— Begin RECORDS FOR THE TASK —
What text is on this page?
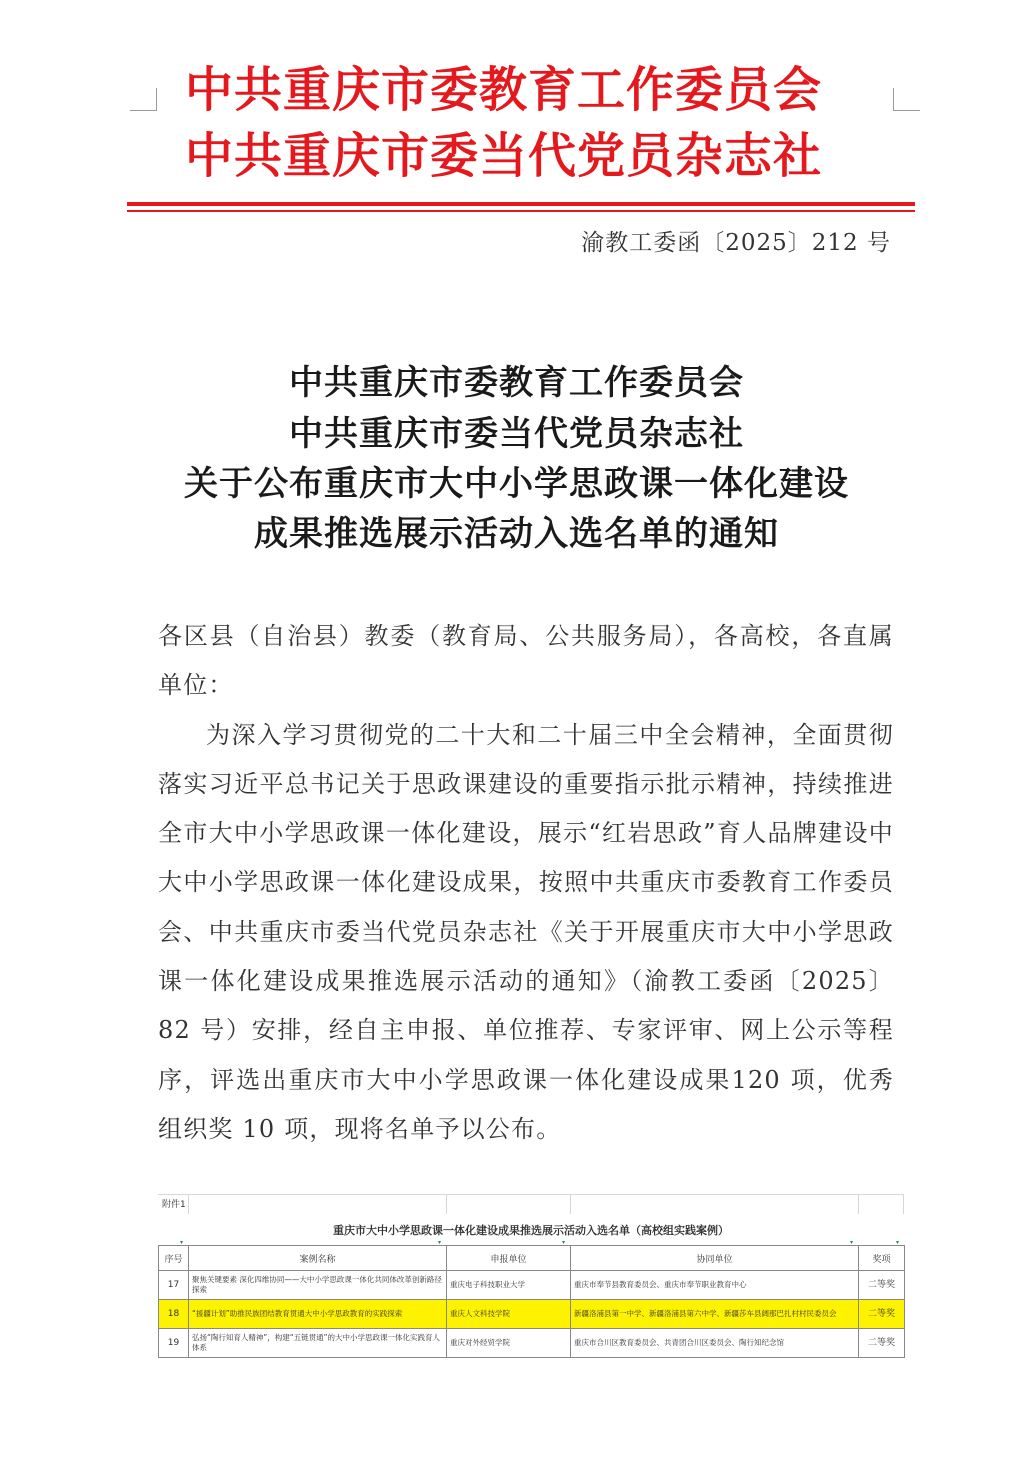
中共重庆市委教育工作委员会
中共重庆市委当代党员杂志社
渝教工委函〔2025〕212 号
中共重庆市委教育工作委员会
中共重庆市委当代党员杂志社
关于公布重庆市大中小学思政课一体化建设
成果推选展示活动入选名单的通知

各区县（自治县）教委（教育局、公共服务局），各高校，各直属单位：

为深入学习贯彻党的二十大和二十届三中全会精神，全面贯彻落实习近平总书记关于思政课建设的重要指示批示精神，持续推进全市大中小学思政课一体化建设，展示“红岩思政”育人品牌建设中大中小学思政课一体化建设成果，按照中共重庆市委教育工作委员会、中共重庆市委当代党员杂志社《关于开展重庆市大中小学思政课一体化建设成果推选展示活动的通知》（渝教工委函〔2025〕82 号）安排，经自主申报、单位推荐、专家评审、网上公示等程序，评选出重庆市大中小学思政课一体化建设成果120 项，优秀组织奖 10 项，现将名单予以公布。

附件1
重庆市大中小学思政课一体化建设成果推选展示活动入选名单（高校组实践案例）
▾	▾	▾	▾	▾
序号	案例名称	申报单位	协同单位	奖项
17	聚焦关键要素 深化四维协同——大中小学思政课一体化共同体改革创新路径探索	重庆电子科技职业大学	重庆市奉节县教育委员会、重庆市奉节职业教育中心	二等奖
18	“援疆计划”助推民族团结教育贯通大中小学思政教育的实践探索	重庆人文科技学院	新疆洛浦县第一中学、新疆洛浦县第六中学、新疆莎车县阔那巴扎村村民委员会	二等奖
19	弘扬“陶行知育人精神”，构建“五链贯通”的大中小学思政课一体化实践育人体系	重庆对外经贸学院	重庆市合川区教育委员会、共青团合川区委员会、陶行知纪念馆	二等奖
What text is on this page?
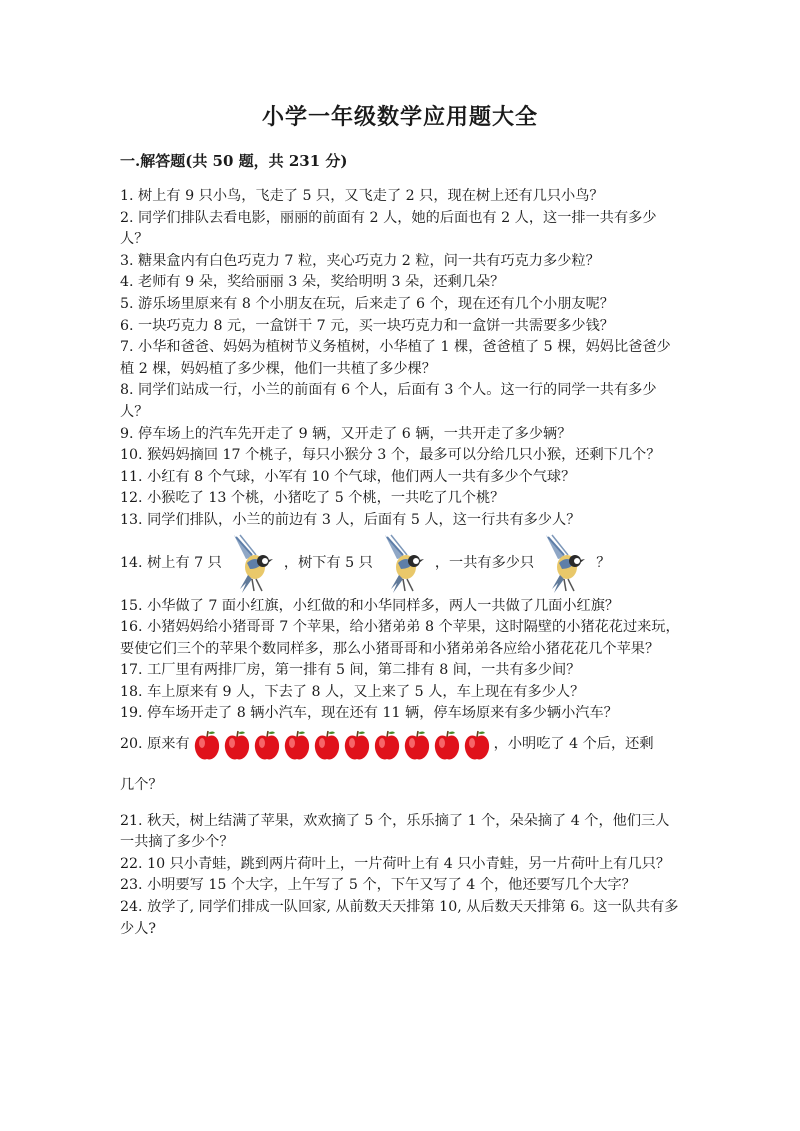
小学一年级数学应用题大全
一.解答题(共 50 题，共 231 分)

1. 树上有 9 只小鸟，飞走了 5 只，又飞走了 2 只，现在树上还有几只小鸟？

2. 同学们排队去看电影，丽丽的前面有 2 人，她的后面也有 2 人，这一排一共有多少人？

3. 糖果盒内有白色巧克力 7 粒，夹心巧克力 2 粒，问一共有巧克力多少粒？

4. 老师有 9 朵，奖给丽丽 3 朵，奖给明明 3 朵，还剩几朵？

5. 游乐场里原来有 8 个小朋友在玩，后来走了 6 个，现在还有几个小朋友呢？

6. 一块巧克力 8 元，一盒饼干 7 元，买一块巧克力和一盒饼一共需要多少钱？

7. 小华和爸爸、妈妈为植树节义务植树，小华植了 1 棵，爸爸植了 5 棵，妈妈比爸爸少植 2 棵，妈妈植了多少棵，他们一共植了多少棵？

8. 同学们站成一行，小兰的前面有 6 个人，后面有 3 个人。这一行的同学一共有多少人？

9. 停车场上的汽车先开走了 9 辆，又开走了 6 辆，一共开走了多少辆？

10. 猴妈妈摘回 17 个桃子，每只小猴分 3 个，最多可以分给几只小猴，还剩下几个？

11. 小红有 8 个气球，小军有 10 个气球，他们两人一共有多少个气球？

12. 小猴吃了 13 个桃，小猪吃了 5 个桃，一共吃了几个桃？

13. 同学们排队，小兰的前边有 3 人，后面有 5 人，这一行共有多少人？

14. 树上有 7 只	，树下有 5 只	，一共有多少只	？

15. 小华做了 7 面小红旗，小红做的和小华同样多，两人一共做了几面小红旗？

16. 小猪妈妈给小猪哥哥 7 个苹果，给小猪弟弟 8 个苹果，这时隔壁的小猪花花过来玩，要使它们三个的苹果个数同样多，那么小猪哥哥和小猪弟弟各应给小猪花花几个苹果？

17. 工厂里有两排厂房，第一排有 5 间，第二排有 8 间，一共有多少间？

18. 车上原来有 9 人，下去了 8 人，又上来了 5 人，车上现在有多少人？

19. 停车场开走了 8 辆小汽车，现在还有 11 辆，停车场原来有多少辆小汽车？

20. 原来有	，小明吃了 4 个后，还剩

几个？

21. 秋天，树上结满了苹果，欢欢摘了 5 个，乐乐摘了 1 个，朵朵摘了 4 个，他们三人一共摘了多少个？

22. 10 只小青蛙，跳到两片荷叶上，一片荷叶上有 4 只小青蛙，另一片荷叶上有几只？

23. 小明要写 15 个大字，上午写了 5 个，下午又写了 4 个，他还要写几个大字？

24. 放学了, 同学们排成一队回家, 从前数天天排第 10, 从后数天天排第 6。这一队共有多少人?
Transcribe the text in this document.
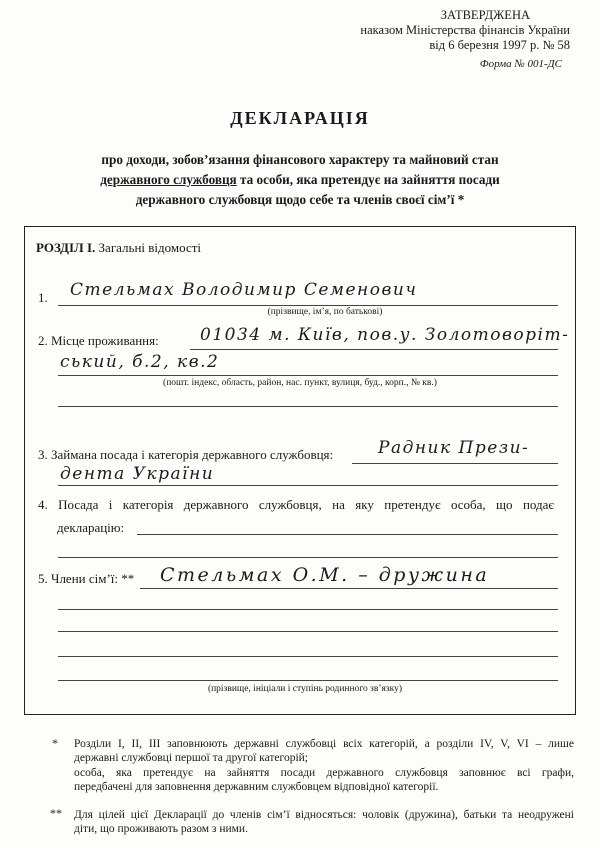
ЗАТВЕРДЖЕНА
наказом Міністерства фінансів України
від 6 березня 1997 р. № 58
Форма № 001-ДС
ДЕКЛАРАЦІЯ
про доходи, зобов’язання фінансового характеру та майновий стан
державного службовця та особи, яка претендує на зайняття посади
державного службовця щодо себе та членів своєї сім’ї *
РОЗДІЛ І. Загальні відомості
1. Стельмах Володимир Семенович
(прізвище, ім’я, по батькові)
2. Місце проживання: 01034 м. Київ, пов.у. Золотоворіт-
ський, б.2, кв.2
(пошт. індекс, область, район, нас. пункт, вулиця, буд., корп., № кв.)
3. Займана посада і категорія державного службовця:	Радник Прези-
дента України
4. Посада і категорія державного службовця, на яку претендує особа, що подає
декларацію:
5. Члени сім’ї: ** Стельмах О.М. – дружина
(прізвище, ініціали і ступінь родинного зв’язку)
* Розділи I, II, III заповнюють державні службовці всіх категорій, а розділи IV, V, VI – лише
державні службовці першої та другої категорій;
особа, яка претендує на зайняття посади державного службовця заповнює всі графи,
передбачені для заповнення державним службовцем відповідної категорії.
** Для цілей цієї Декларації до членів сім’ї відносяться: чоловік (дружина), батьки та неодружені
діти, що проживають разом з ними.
— End RECORDS FOR THE TASK —
# TASK BRIEF
State the count of lines in the data holding the word "України", adding nothing to it.

# FINAL RESULT
2